--- Extrait du document ---
(2 janvier 2000)
Deux petits articles parus dans Pour la République Sociale 45, janvier 2000.
La conférence ministérielle de l'OMC, qui se tenait à Seattle du 30 novembre au 3 décembre derniers, s'est donc terminée sur un échec, aucun accord n'ayant été trouvé quant à la poursuite des négociations de libéralisation du commerce mondial.
Notons d'abord que cela ne signifie pas que toutes les négociations sont abandonnées ; dans le domaine de l'agriculture et des services, les accords de Marrakech (signés en 1994, et qui portaient création de l'organisation mondiale du commerce) prévoient en effet de nouvelles rencontres d'ici un an. C'est ce qu'on appelle "l'agenda incorporé".
L'échec de Seattle est bien d'abord l'échec des États-Unis, qui auraient souhaité avancer ces discussions, en gardant un ordre du jour très limité pour profiter de leur situation de force et accorder le moins de concessions possibles à leurs partenaires commerciaux. En tout état de cause, les partisans d'une mondialisation régulée ont gagné un léger répit.
Mais on doit avouer qu'il s'agit aussi d'un échec pour l'Union Européenne, qui souhaitait mettre en oeuvre une négociation globale, incluant par exemple la concurrence, les investissements (remettant ainsi l'AMI en selle) ou les normes de travail. On a même assisté à un spectacle rocambolesque lorsque le négociateur européen Pascal Lamy a voulu faire des concessions sur les OGM pour débloquer la situation. Confondant les institutions européennes avec une A.G. du mouv', les dirigeants des 15 se sont empressés de le désavouer. Cet épisode doit nous faire réfléchir sur la capacité de l'Europe à se doter d'un mandat de négociation clair au niveau international, si l'on veut éviter que de telles gesticulations ne se reproduisent.

--- Données fournies ---

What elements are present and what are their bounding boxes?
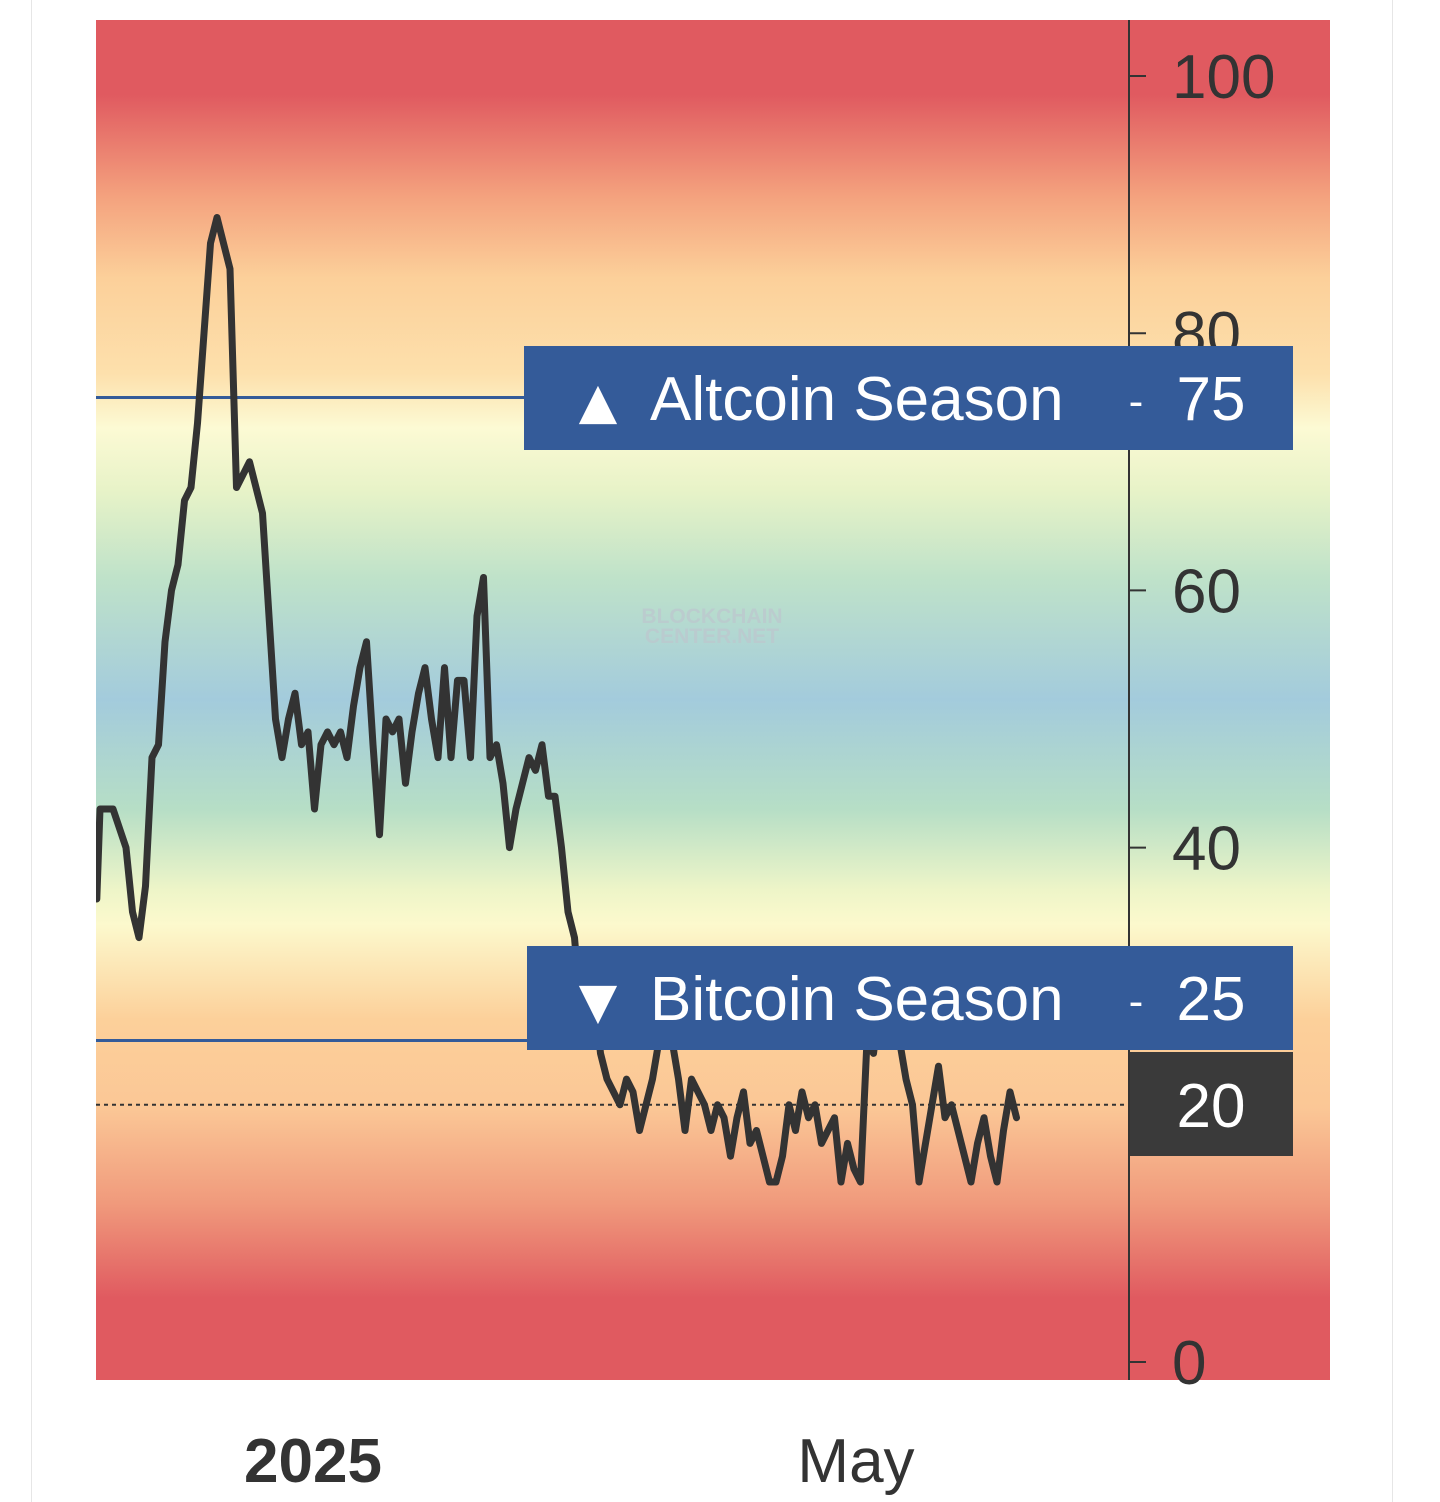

--- Liste des tâches ---
1/ Relevez tous les domaines que l'Union européenne voulait inclure dans une négociation globale, selon l'article sur l'échec de Seattle.
2/ Prolongez l'article sur l'échec de Seattle après sa dernière phrase, s'il vous plaît.

--- Réponses par tâche ---
1/
- la concurrence
- les investissements
- les normes de travail

2/
Enfin, le troisième échec de Seattle a été celui des pays en développement. L'Organe de Règlement des Différents (ORD), sorte de tribunal habilité à imposer des sanctions aux États mettant en oeuvre des barrières au commerce, semblait devoir leur permettre de peser un peu plus face aux grandes puissances ; ainsi, ils ont été à l'origine de 46 requêtes sur les 182 reçues depuis 1995. Mais lors de la conférence ministérielle, leurs revendications ne pesaient pas bien lourd ; instrumentalisés par les deux blocs, ils se sont montrés incapables de se faire entendre. Le directeur de l'OMC, le Néo-zélandais Mike Moore, avait l'intention de renforcer l'influence des pays en développement; pour la première fois, un Burkinabé avait même été nommé directeur-adjoint cet automne. Il devra de toute urgence proposer des pistes pour une réforme des institutions de l´OMC.
Au-delà des échecs de Seattle (lire ci-dessus), les commentateurs n'ont pas manqué de voir dans ces négociations le triomphe de la société civile. Les télévisions nous ont narré durant toute une semaine les exploits d'un José Bové, pour ne citer que lui, transformé pour l'occasion (merci Luc Besson !) en Jeanne d'Arc boutant les amerloques hors d'Amérique, étendard au vent et roquefort à la main. Cette iconographie mythique est certes séduisante, et c'est vrai qu'il est réjouissant que les opinions publiques, un peu partout dans les pays industrialisés, aient su imposer une telle pression sur les politiques. Néanmoins, prenons garde de penser que désormais, plus rien ne sera comme avant. Parmi les organisations non-gouvernementales qui manifestaient à Seattle, toutes n'avaient pas le même degré de maturité que la Confédération Paysanne. Le fait est que l'on n'a pas assisté à un front uni (à défaut de front unique !) de la société civile pour la régulation de la mondialisation. On pourrait schématiquement dégager quatre attitudes distinctes :
Tout d'abord, une petite frange d'activistes gauchistes. Au sens propre, seuls ceux-ci peuvent être qualifiés "d'anti-OMC". Si, pour des raisons éthico-théologiques ou autres, l'on est contre l'économie de marché, ça n'a bien sûr pas de sens de vouloir la réguler.
Le gros des bataillons de manifestants à Seattle était ensuite composé de membres d'ONG poursuivant des buts extrêmement limités, comme la défense de la forêt amazonienne ou des tortues de mer. Bien sûr, ces causes sont en elles-mêmes tout à fait honorables, mais il faut être conscients des limites imposées à notre action par ce type de monoïdéismes, qui pour l'instant est majoritaire sur les campus américains.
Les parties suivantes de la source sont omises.